### Given exercise
Out of all the lines below, count those with the word "INTERIOR". Give the number only.

○ ○ ○

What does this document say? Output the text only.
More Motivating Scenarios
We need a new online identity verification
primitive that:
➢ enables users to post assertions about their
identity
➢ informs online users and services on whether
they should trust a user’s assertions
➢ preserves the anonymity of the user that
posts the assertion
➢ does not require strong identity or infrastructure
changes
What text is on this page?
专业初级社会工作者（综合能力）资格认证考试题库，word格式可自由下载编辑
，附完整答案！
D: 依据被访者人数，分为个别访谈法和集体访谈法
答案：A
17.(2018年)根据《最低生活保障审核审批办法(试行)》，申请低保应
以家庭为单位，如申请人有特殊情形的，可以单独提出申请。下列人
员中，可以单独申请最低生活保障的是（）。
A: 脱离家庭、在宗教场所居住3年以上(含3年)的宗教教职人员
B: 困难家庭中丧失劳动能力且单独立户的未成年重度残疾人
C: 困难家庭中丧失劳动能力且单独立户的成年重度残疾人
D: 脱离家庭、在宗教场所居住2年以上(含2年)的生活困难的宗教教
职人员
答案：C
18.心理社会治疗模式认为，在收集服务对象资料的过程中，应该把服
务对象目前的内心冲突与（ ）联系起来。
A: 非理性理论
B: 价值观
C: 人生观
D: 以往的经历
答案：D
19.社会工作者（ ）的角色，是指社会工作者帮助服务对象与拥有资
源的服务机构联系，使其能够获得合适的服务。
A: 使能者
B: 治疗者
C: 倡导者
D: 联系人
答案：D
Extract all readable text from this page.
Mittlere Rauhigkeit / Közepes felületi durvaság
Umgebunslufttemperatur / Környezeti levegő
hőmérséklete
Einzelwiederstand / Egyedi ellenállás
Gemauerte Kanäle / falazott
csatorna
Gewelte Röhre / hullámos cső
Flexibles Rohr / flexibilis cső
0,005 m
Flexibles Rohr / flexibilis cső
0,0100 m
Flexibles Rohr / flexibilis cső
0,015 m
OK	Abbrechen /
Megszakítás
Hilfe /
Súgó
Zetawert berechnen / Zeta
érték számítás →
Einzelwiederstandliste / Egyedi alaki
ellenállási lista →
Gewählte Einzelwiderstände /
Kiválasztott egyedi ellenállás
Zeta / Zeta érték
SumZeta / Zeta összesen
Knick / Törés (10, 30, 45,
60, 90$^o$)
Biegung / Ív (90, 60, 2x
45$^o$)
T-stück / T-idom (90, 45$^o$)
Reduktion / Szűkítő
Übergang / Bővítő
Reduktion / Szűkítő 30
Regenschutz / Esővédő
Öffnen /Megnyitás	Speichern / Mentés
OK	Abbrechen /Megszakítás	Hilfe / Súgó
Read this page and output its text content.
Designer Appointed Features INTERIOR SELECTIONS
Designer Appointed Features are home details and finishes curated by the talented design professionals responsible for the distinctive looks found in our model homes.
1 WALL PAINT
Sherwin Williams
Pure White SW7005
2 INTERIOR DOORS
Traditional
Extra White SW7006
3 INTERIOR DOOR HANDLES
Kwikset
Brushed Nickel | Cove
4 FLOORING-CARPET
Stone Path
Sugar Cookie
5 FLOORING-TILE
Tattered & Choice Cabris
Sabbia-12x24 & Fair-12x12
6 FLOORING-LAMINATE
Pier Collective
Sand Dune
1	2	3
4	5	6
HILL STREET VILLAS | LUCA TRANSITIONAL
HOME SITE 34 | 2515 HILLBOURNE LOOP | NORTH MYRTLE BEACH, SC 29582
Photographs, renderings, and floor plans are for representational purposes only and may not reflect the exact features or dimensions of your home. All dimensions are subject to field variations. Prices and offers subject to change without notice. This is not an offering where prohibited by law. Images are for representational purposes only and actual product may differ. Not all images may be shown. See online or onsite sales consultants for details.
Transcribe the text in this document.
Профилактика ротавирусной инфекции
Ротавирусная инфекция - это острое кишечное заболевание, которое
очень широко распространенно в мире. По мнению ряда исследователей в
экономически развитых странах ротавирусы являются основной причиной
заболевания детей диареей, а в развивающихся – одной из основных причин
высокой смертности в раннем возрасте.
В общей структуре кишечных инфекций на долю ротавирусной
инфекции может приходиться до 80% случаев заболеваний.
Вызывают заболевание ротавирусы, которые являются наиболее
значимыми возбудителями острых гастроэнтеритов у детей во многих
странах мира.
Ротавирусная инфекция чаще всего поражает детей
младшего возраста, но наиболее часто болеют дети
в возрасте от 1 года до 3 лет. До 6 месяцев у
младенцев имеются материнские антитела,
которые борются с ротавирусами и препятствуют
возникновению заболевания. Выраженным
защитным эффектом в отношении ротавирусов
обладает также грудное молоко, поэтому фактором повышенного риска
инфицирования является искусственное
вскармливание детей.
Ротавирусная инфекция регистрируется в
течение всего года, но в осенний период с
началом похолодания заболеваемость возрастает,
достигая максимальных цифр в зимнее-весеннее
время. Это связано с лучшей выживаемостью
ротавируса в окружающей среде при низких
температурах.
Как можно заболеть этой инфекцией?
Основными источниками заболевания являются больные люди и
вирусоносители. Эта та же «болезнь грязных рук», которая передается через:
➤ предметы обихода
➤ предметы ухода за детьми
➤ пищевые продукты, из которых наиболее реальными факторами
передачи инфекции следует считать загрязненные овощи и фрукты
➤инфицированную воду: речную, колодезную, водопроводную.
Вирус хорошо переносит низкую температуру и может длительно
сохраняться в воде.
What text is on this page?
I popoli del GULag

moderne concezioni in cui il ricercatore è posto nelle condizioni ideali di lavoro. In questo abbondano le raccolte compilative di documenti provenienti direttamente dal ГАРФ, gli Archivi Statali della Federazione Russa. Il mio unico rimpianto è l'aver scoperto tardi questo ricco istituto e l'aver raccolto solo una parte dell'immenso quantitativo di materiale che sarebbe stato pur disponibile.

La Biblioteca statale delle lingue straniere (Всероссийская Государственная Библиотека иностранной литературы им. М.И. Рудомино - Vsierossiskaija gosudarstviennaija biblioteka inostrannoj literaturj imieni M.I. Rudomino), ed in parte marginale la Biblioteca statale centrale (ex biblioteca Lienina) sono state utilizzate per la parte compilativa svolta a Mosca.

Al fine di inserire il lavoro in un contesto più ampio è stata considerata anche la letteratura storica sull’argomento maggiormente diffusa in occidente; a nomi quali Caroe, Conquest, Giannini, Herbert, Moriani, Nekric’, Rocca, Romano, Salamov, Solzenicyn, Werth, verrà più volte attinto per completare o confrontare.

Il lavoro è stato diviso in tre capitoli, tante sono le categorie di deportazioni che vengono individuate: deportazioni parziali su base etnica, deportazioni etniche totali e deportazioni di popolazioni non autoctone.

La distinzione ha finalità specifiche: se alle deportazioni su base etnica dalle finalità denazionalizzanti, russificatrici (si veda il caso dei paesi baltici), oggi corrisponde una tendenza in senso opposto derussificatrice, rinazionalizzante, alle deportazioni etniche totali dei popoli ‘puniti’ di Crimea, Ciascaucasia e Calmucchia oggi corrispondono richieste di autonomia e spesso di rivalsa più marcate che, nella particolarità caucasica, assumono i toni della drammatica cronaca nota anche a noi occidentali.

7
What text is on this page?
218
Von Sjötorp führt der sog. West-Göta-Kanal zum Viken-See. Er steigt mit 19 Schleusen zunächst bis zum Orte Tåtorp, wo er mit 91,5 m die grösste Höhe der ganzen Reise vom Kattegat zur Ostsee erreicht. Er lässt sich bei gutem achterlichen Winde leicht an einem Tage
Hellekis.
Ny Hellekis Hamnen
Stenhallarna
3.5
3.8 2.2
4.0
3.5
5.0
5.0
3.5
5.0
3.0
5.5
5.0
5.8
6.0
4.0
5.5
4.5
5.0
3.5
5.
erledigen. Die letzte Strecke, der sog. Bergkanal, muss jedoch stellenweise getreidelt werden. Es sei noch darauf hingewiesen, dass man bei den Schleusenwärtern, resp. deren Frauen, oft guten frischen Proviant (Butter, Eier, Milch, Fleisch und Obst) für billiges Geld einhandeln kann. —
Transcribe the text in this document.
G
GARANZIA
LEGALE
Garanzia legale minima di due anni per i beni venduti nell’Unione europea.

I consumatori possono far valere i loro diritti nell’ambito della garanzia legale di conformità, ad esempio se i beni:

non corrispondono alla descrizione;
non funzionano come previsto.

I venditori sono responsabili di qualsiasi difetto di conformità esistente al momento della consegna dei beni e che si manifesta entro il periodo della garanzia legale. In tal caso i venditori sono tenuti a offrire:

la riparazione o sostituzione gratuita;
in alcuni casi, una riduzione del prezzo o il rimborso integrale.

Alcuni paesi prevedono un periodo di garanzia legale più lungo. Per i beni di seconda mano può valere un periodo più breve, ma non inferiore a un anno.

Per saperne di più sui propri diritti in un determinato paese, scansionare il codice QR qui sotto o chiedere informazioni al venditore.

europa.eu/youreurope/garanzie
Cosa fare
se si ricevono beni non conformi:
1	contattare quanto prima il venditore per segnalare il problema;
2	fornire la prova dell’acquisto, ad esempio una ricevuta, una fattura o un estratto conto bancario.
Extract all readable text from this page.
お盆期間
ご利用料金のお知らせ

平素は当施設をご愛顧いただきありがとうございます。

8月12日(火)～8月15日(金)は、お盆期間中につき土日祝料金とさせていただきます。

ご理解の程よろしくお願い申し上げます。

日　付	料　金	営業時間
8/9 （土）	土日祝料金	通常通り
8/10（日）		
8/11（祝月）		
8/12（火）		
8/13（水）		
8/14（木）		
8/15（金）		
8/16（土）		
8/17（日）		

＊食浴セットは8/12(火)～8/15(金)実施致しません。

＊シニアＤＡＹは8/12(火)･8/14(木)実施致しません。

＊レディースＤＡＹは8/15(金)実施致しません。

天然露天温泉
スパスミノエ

○ ○ ○

### Output
3